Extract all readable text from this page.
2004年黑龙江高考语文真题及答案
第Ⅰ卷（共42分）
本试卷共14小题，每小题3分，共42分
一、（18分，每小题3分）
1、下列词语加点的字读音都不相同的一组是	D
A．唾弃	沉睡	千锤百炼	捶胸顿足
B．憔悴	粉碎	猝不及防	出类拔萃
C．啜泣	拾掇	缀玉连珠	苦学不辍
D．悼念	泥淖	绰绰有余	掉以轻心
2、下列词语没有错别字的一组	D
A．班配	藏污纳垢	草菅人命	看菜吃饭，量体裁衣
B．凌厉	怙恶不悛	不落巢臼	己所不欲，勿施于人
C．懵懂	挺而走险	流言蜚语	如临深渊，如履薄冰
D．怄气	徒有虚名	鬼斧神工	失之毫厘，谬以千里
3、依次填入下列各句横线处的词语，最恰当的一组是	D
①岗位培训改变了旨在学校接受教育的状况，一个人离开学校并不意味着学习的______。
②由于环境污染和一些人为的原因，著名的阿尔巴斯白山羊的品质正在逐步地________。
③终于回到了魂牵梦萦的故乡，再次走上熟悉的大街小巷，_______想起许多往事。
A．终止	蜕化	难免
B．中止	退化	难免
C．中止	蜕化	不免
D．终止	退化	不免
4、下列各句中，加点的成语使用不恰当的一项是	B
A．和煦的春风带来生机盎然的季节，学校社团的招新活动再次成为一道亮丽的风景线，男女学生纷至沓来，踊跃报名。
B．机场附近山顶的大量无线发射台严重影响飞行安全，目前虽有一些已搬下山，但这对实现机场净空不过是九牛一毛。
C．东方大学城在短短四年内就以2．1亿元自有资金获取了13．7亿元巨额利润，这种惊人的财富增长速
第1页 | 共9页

- _EXERCISE DESCRIPTION_
Write the material out again word for word.

- _FULL ANSWER_
Extract all readable text from this page.
2004年黑龙江高考语文真题及答案
第Ⅰ卷（共42分）
本试卷共14小题，每小题3分，共42分
一、（18分，每小题3分）
1、下列词语加点的字读音都不相同的一组是	D
A．唾弃	沉睡	千锤百炼	捶胸顿足
B．憔悴	粉碎	猝不及防	出类拔萃
C．啜泣	拾掇	缀玉连珠	苦学不辍
D．悼念	泥淖	绰绰有余	掉以轻心
2、下列词语没有错别字的一组	D
A．班配	藏污纳垢	草菅人命	看菜吃饭，量体裁衣
B．凌厉	怙恶不悛	不落巢臼	己所不欲，勿施于人
C．懵懂	挺而走险	流言蜚语	如临深渊，如履薄冰
D．怄气	徒有虚名	鬼斧神工	失之毫厘，谬以千里
3、依次填入下列各句横线处的词语，最恰当的一组是	D
①岗位培训改变了旨在学校接受教育的状况，一个人离开学校并不意味着学习的______。
②由于环境污染和一些人为的原因，著名的阿尔巴斯白山羊的品质正在逐步地________。
③终于回到了魂牵梦萦的故乡，再次走上熟悉的大街小巷，_______想起许多往事。
A．终止	蜕化	难免
B．中止	退化	难免
C．中止	蜕化	不免
D．终止	退化	不免
4、下列各句中，加点的成语使用不恰当的一项是	B
A．和煦的春风带来生机盎然的季节，学校社团的招新活动再次成为一道亮丽的风景线，男女学生纷至沓来，踊跃报名。
B．机场附近山顶的大量无线发射台严重影响飞行安全，目前虽有一些已搬下山，但这对实现机场净空不过是九牛一毛。
C．东方大学城在短短四年内就以2．1亿元自有资金获取了13．7亿元巨额利润，这种惊人的财富增长速
第1页 | 共9页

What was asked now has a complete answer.